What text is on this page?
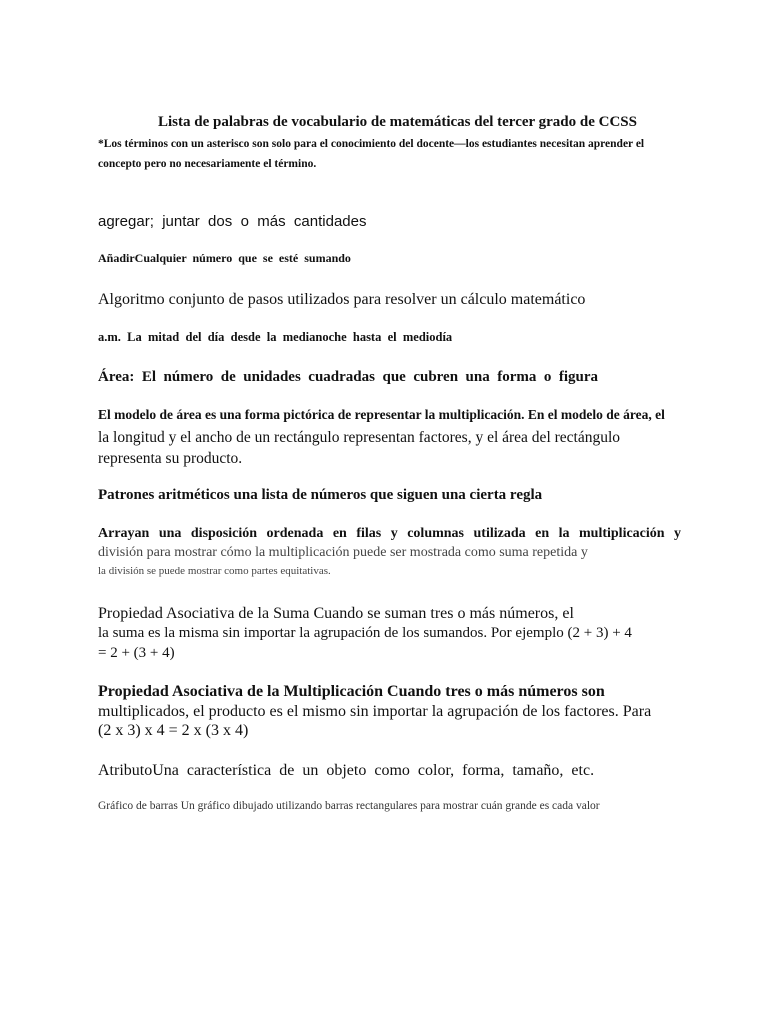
Lista de palabras de vocabulario de matemáticas del tercer grado de CCSS
*Los términos con un asterisco son solo para el conocimiento del docente—los estudiantes necesitan aprender el
concepto pero no necesariamente el término.
agregar;  juntar  dos  o  más  cantidades
AñadirCualquier  número  que  se  esté  sumando
Algoritmo conjunto de pasos utilizados para resolver un cálculo matemático
a.m.  La  mitad  del  día  desde  la  medianoche  hasta  el  mediodía
Área:  El  número  de  unidades  cuadradas  que  cubren  una  forma  o  figura
El modelo de área es una forma pictórica de representar la multiplicación. En el modelo de área, el
la longitud y el ancho de un rectángulo representan factores, y el área del rectángulo
representa su producto.
Patrones aritméticos una lista de números que siguen una cierta regla
Arrayan una disposición ordenada en filas y columnas utilizada en la multiplicación y
división para mostrar cómo la multiplicación puede ser mostrada como suma repetida y
la división se puede mostrar como partes equitativas.
Propiedad Asociativa de la Suma Cuando se suman tres o más números, el
la suma es la misma sin importar la agrupación de los sumandos. Por ejemplo (2 + 3) + 4
= 2 + (3 + 4)
Propiedad Asociativa de la Multiplicación Cuando tres o más números son
multiplicados, el producto es el mismo sin importar la agrupación de los factores. Para
(2 x 3) x 4 = 2 x (3 x 4)
AtributoUna  característica  de  un  objeto  como  color,  forma,  tamaño,  etc.
Gráfico de barras Un gráfico dibujado utilizando barras rectangulares para mostrar cuán grande es cada valor
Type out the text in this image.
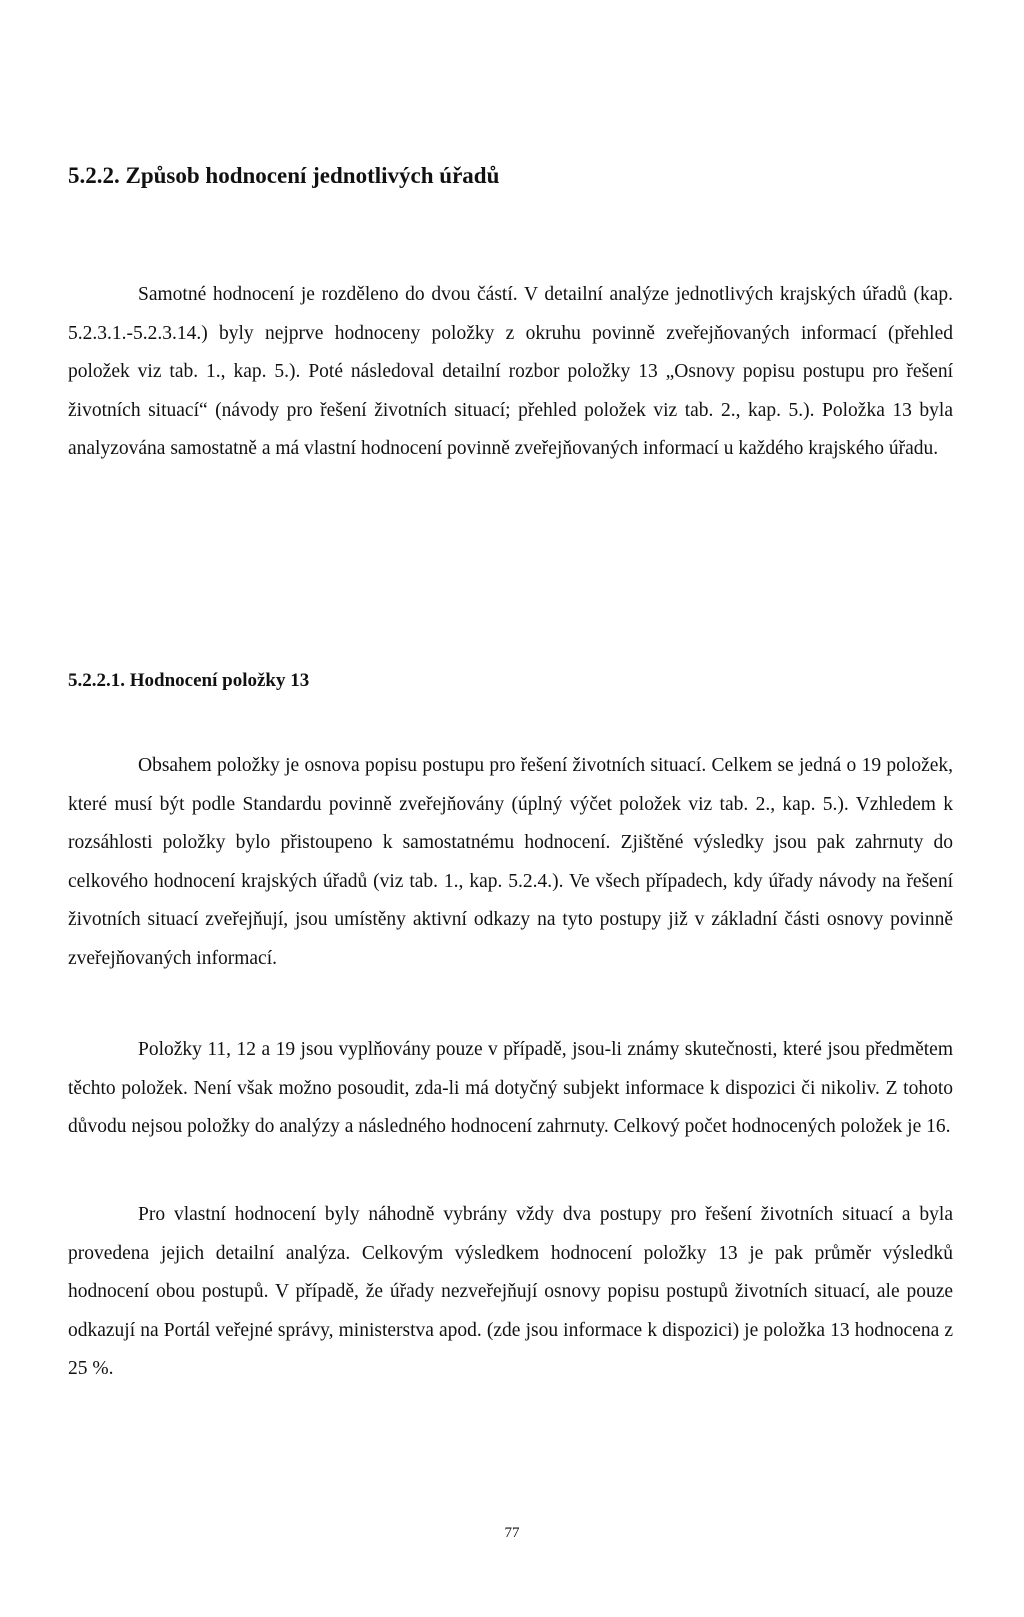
5.2.2. Způsob hodnocení jednotlivých úřadů

Samotné hodnocení je rozděleno do dvou částí. V detailní analýze jednotlivých krajských úřadů (kap. 5.2.3.1.-5.2.3.14.) byly nejprve hodnoceny položky z okruhu povinně zveřejňovaných informací (přehled položek viz tab. 1., kap. 5.). Poté následoval detailní rozbor položky 13 „Osnovy popisu postupu pro řešení životních situací“ (návody pro řešení životních situací; přehled položek viz tab. 2., kap. 5.). Položka 13 byla analyzována samostatně a má vlastní hodnocení povinně zveřejňovaných informací u každého krajského úřadu.

5.2.2.1. Hodnocení položky 13

Obsahem položky je osnova popisu postupu pro řešení životních situací. Celkem se jedná o 19 položek, které musí být podle Standardu povinně zveřejňovány (úplný výčet položek viz tab. 2., kap. 5.). Vzhledem k rozsáhlosti položky bylo přistoupeno k samostatnému hodnocení. Zjištěné výsledky jsou pak zahrnuty do celkového hodnocení krajských úřadů (viz tab. 1., kap. 5.2.4.). Ve všech případech, kdy úřady návody na řešení životních situací zveřejňují, jsou umístěny aktivní odkazy na tyto postupy již v základní části osnovy povinně zveřejňovaných informací.

Položky 11, 12 a 19 jsou vyplňovány pouze v případě, jsou-li známy skutečnosti, které jsou předmětem těchto položek. Není však možno posoudit, zda-li má dotyčný subjekt informace k dispozici či nikoliv. Z tohoto důvodu nejsou položky do analýzy a následného hodnocení zahrnuty. Celkový počet hodnocených položek je 16.

Pro vlastní hodnocení byly náhodně vybrány vždy dva postupy pro řešení životních situací a byla provedena jejich detailní analýza. Celkovým výsledkem hodnocení položky 13 je pak průměr výsledků hodnocení obou postupů. V případě, že úřady nezveřejňují osnovy popisu postupů životních situací, ale pouze odkazují na Portál veřejné správy, ministerstva apod. (zde jsou informace k dispozici) je položka 13 hodnocena z 25 %.

77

**Required task:**
Reproduce the listing exactly. Leave its pictures out.

**Problem solution:**
What text is on this page?
Lista de palabras de vocabulario de matemáticas del tercer grado de CCSS
*Los términos con un asterisco son solo para el conocimiento del docente—los estudiantes necesitan aprender el
concepto pero no necesariamente el término.
agregar;  juntar  dos  o  más  cantidades
AñadirCualquier  número  que  se  esté  sumando
Algoritmo conjunto de pasos utilizados para resolver un cálculo matemático
a.m.  La  mitad  del  día  desde  la  medianoche  hasta  el  mediodía
Área:  El  número  de  unidades  cuadradas  que  cubren  una  forma  o  figura
El modelo de área es una forma pictórica de representar la multiplicación. En el modelo de área, el
la longitud y el ancho de un rectángulo representan factores, y el área del rectángulo
representa su producto.
Patrones aritméticos una lista de números que siguen una cierta regla
Arrayan una disposición ordenada en filas y columnas utilizada en la multiplicación y
división para mostrar cómo la multiplicación puede ser mostrada como suma repetida y
la división se puede mostrar como partes equitativas.
Propiedad Asociativa de la Suma Cuando se suman tres o más números, el
la suma es la misma sin importar la agrupación de los sumandos. Por ejemplo (2 + 3) + 4
= 2 + (3 + 4)
Propiedad Asociativa de la Multiplicación Cuando tres o más números son
multiplicados, el producto es el mismo sin importar la agrupación de los factores. Para
(2 x 3) x 4 = 2 x (3 x 4)
AtributoUna  característica  de  un  objeto  como  color,  forma,  tamaño,  etc.
Gráfico de barras Un gráfico dibujado utilizando barras rectangulares para mostrar cuán grande es cada valor
Type out the text in this image.
5.2.2. Způsob hodnocení jednotlivých úřadů

Samotné hodnocení je rozděleno do dvou částí. V detailní analýze jednotlivých krajských úřadů (kap. 5.2.3.1.-5.2.3.14.) byly nejprve hodnoceny položky z okruhu povinně zveřejňovaných informací (přehled položek viz tab. 1., kap. 5.). Poté následoval detailní rozbor položky 13 „Osnovy popisu postupu pro řešení životních situací“ (návody pro řešení životních situací; přehled položek viz tab. 2., kap. 5.). Položka 13 byla analyzována samostatně a má vlastní hodnocení povinně zveřejňovaných informací u každého krajského úřadu.

5.2.2.1. Hodnocení položky 13

Obsahem položky je osnova popisu postupu pro řešení životních situací. Celkem se jedná o 19 položek, které musí být podle Standardu povinně zveřejňovány (úplný výčet položek viz tab. 2., kap. 5.). Vzhledem k rozsáhlosti položky bylo přistoupeno k samostatnému hodnocení. Zjištěné výsledky jsou pak zahrnuty do celkového hodnocení krajských úřadů (viz tab. 1., kap. 5.2.4.). Ve všech případech, kdy úřady návody na řešení životních situací zveřejňují, jsou umístěny aktivní odkazy na tyto postupy již v základní části osnovy povinně zveřejňovaných informací.

Položky 11, 12 a 19 jsou vyplňovány pouze v případě, jsou-li známy skutečnosti, které jsou předmětem těchto položek. Není však možno posoudit, zda-li má dotyčný subjekt informace k dispozici či nikoliv. Z tohoto důvodu nejsou položky do analýzy a následného hodnocení zahrnuty. Celkový počet hodnocených položek je 16.

Pro vlastní hodnocení byly náhodně vybrány vždy dva postupy pro řešení životních situací a byla provedena jejich detailní analýza. Celkovým výsledkem hodnocení položky 13 je pak průměr výsledků hodnocení obou postupů. V případě, že úřady nezveřejňují osnovy popisu postupů životních situací, ale pouze odkazují na Portál veřejné správy, ministerstva apod. (zde jsou informace k dispozici) je položka 13 hodnocena z 25 %.

77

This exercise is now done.